### The exercise
For the data below, report only the number of lines containing the string "this".
#### Dataset rows
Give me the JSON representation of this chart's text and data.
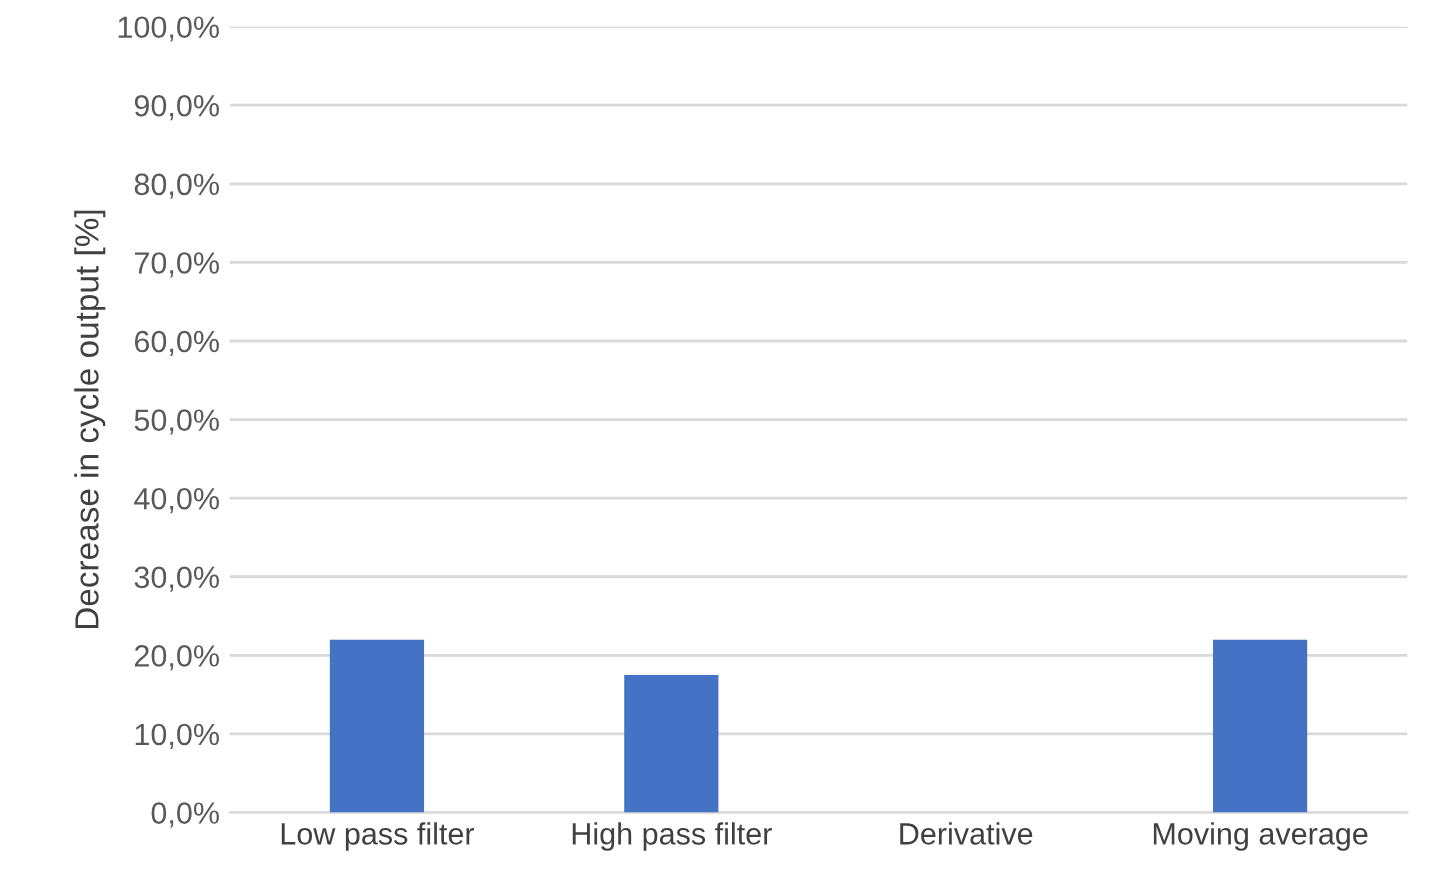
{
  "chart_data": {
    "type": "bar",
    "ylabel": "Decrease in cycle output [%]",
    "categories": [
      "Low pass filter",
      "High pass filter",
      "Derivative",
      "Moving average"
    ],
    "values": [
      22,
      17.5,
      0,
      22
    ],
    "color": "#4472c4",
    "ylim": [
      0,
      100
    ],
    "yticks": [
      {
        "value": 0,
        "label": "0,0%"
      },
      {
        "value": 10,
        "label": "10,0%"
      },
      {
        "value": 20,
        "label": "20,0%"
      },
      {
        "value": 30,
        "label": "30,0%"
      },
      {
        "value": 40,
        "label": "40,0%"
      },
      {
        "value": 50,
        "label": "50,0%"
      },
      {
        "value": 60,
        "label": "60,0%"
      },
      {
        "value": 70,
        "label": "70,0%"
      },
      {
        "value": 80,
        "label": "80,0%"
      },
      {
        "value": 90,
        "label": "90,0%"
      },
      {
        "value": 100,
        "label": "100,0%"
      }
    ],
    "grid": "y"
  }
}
########
#### Dataset rows
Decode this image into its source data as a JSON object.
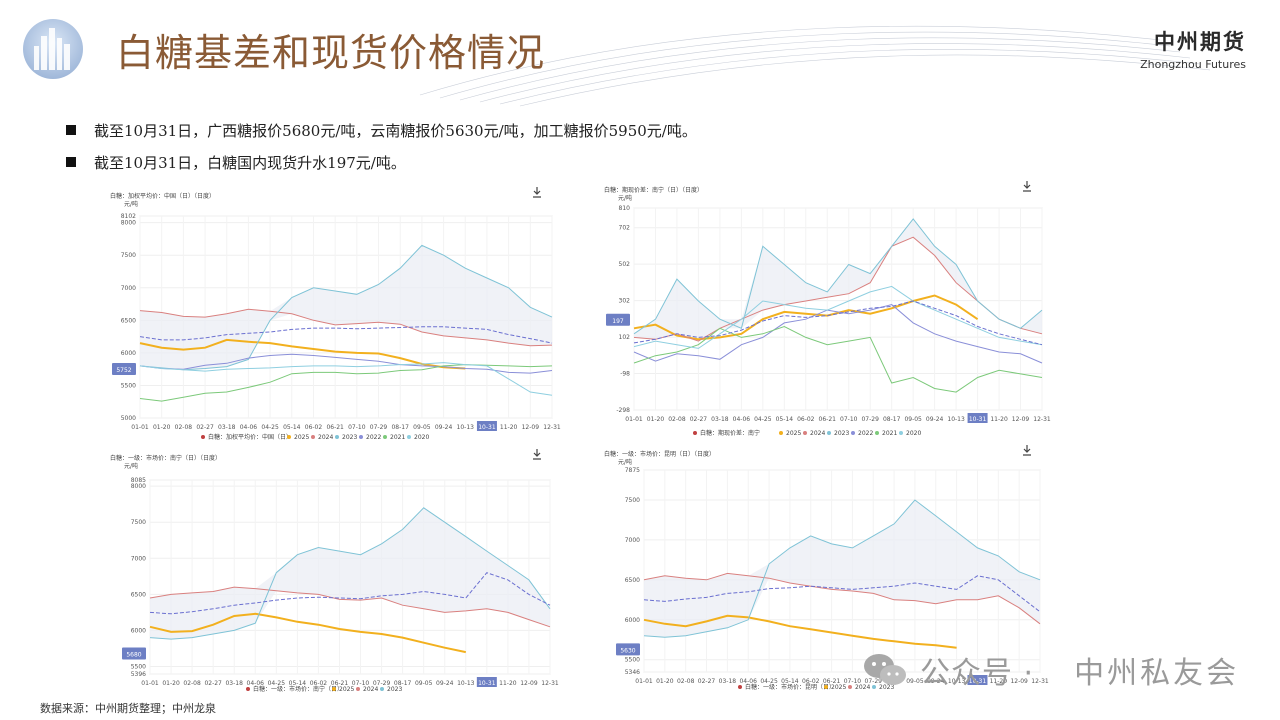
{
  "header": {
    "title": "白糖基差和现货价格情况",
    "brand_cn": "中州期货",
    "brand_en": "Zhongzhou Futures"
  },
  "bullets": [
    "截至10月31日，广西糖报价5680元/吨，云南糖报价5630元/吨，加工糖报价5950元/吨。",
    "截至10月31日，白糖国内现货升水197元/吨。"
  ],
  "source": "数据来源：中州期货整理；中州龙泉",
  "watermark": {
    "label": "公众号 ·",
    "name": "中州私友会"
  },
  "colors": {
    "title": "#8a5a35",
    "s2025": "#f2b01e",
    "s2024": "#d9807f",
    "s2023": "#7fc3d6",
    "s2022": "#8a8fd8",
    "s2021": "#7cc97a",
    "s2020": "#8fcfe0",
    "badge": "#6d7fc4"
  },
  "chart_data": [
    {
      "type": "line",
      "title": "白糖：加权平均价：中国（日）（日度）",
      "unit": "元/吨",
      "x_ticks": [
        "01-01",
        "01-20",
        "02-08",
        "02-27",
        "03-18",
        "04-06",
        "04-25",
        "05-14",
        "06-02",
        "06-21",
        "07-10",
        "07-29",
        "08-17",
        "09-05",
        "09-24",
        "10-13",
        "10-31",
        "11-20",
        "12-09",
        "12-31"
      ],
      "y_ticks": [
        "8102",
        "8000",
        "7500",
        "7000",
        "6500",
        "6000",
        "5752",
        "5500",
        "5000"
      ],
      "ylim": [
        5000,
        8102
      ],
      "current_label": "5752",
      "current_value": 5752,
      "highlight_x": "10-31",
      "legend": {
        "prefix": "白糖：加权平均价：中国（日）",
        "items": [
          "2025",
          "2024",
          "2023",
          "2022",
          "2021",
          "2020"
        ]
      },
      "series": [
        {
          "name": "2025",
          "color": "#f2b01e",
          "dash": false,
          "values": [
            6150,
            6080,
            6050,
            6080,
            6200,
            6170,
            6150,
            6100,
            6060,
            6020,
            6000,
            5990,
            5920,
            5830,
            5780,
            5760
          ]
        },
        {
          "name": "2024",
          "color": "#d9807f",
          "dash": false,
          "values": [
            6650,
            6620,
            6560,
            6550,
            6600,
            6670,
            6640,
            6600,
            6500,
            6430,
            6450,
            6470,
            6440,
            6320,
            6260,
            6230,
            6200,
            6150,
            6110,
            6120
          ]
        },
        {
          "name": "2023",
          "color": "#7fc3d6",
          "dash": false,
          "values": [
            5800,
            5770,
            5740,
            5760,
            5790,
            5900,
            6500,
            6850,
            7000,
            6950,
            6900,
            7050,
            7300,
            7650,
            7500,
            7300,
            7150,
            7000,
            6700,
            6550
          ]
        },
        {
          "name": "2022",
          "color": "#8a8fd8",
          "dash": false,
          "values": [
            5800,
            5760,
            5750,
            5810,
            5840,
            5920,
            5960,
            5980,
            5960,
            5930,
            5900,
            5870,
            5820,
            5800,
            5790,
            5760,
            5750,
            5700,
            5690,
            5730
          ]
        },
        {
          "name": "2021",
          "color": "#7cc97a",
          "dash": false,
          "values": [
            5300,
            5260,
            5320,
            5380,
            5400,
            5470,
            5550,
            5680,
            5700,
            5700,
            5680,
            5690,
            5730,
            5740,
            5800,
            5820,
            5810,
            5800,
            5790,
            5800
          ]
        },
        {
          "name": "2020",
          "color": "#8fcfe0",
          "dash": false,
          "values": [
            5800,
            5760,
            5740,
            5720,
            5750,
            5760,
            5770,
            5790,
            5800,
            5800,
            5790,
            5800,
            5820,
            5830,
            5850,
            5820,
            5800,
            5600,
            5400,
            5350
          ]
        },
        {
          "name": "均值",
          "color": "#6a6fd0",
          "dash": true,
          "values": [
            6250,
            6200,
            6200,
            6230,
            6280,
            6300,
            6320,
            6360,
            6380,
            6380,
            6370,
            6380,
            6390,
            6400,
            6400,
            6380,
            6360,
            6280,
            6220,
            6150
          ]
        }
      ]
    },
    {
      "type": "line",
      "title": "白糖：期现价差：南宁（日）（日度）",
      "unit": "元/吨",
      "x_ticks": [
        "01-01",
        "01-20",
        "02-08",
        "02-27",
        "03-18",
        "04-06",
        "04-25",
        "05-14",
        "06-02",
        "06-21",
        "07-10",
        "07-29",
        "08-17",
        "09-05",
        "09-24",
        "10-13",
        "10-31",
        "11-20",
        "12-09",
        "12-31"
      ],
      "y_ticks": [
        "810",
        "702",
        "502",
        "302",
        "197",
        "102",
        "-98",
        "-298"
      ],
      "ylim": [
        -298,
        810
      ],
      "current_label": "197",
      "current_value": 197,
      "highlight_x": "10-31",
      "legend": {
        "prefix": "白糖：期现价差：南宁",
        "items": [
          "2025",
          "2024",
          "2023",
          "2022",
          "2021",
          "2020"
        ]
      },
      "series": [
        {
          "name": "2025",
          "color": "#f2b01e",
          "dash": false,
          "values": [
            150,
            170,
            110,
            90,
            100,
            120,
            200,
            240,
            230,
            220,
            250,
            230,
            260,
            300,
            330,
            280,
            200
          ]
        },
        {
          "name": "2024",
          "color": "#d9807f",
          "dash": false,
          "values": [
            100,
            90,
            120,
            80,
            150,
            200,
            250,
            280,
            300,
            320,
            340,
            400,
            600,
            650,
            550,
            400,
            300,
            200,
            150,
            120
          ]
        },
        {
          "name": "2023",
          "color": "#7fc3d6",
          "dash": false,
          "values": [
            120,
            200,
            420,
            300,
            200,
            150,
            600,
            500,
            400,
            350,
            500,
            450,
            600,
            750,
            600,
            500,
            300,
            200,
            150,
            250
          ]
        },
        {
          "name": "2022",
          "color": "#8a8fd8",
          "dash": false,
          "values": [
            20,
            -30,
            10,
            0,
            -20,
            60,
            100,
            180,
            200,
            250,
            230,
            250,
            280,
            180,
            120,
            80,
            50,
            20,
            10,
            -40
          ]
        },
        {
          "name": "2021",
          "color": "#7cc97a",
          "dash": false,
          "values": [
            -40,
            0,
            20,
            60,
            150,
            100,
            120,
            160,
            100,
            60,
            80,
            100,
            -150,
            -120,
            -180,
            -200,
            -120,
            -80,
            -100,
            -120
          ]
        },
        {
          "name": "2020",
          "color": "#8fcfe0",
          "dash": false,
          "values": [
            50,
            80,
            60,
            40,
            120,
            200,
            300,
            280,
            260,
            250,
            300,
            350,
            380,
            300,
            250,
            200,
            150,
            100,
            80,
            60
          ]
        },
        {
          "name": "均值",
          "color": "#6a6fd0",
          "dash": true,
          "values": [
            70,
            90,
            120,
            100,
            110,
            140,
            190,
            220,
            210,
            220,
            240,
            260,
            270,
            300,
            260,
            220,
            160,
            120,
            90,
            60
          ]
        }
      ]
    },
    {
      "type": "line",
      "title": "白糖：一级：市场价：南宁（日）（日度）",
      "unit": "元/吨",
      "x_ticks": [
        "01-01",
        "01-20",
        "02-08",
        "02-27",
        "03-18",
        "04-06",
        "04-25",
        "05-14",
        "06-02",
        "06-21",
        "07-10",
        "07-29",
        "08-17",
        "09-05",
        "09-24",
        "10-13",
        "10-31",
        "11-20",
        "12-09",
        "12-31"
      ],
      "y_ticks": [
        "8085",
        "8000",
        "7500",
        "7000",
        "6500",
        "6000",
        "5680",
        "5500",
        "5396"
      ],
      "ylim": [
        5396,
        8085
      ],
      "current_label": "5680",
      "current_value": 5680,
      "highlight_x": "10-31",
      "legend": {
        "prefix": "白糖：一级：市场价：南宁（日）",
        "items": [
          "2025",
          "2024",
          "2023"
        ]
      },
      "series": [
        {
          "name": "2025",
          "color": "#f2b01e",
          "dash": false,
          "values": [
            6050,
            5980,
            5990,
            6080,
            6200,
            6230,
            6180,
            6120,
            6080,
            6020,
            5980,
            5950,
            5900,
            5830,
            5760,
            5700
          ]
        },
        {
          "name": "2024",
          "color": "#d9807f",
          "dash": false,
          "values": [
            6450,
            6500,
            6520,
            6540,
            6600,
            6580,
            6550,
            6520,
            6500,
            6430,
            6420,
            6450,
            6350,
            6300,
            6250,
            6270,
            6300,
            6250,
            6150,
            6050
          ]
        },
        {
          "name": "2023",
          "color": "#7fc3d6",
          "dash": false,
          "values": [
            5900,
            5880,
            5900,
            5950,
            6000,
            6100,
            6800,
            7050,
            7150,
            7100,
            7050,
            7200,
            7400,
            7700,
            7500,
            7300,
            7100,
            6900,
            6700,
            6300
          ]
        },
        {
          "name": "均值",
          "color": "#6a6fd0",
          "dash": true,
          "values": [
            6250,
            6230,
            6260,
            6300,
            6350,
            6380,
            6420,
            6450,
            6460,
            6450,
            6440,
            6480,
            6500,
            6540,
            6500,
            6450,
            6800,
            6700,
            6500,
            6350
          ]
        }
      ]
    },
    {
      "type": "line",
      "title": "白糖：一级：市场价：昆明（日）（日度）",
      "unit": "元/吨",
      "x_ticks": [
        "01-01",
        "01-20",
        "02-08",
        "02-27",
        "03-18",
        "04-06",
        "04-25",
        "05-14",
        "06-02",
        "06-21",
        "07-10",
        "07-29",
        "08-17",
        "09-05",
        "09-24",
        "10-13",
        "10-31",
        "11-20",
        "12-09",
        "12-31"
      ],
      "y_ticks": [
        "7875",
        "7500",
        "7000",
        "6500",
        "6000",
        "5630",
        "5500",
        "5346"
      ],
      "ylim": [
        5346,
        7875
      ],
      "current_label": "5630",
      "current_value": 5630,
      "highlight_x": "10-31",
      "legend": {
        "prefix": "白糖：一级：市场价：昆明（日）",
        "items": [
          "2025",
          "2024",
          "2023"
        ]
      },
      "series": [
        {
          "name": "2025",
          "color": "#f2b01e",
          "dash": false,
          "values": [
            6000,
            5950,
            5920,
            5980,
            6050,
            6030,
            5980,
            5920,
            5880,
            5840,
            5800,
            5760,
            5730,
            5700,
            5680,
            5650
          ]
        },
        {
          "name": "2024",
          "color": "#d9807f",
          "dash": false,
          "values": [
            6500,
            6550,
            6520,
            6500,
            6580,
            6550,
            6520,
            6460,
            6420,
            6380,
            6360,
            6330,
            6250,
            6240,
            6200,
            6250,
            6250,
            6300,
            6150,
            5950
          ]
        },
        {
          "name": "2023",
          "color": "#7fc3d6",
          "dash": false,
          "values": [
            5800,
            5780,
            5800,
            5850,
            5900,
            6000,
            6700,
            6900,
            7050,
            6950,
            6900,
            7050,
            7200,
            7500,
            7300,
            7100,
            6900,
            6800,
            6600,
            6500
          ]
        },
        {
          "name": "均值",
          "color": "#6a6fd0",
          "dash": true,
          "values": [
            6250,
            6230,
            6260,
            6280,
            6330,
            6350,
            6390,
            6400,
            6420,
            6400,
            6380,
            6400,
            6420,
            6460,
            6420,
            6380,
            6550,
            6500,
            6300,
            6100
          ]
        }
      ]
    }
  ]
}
########
### Problem solution
2